- _TASK INPUT_:
□ □ □ □
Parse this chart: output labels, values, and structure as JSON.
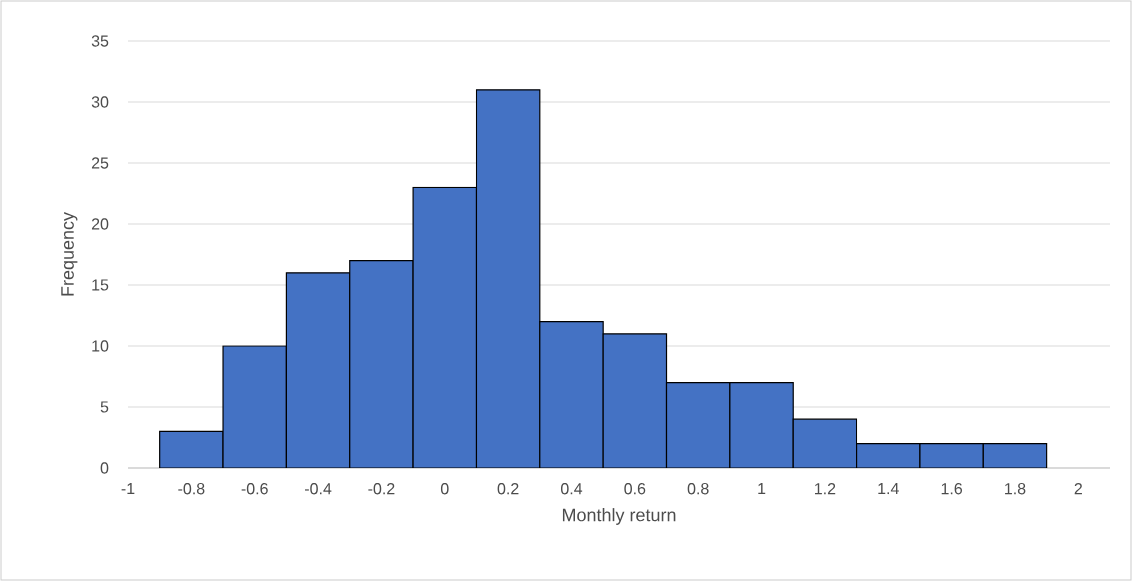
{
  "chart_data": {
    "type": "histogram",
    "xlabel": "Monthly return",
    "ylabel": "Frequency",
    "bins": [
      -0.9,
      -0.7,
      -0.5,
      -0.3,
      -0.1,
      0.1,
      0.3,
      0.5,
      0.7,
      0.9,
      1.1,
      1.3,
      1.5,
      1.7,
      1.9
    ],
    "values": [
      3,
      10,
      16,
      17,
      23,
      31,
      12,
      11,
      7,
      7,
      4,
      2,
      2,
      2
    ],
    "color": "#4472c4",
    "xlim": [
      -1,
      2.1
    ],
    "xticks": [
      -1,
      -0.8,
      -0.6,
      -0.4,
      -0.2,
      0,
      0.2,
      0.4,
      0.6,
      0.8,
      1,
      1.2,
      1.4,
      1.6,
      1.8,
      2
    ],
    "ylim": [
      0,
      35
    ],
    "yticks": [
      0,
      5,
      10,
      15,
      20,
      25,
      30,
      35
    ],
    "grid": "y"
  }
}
□ □ □ □
For each line of the entries that includes "values", show that line.

- _SOLUTION FOR THIS PROBLEM_:
Parse this chart: output labels, values, and structure as JSON.
    "values": [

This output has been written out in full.